Task prompt: Could every line of the data be printed exactly as it reads?

++++++++

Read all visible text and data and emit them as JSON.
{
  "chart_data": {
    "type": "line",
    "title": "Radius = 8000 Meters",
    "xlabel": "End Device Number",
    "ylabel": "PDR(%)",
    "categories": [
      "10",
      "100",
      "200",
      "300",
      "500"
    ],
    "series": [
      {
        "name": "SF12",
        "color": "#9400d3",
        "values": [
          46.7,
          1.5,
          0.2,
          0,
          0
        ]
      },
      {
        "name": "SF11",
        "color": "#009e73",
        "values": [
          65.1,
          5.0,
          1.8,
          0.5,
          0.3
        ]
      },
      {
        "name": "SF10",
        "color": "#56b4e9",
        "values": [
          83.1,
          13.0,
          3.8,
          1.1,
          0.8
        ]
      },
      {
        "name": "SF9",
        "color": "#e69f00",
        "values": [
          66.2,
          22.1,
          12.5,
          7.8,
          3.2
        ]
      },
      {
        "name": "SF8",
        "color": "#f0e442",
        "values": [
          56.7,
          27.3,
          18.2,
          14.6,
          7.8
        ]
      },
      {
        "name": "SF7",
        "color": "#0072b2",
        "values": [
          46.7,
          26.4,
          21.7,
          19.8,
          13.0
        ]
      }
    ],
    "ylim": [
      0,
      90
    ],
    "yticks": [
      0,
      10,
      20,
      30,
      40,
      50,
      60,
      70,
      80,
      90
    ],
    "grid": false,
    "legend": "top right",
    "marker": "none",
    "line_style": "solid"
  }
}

++++++++

Result of the task:
Read all visible text and data and emit them as JSON.
{
  "chart_data": {
    "type": "line",
    "title": "Radius = 8000 Meters",
    "xlabel": "End Device Number",
    "ylabel": "PDR(%)",
    "categories": [
      "10",
      "100",
      "200",
      "300",
      "500"
    ],
    "series": [
      {
        "name": "SF12",
        "color": "#9400d3",
        "values": [
          46.7,
          1.5,
          0.2,
          0,
          0
        ]
      },
      {
        "name": "SF11",
        "color": "#009e73",
        "values": [
          65.1,
          5.0,
          1.8,
          0.5,
          0.3
        ]
      },
      {
        "name": "SF10",
        "color": "#56b4e9",
        "values": [
          83.1,
          13.0,
          3.8,
          1.1,
          0.8
        ]
      },
      {
        "name": "SF9",
        "color": "#e69f00",
        "values": [
          66.2,
          22.1,
          12.5,
          7.8,
          3.2
        ]
      },
      {
        "name": "SF8",
        "color": "#f0e442",
        "values": [
          56.7,
          27.3,
          18.2,
          14.6,
          7.8
        ]
      },
      {
        "name": "SF7",
        "color": "#0072b2",
        "values": [
          46.7,
          26.4,
          21.7,
          19.8,
          13.0
        ]
      }
    ],
    "ylim": [
      0,
      90
    ],
    "yticks": [
      0,
      10,
      20,
      30,
      40,
      50,
      60,
      70,
      80,
      90
    ],
    "grid": false,
    "legend": "top right",
    "marker": "none",
    "line_style": "solid"
  }
}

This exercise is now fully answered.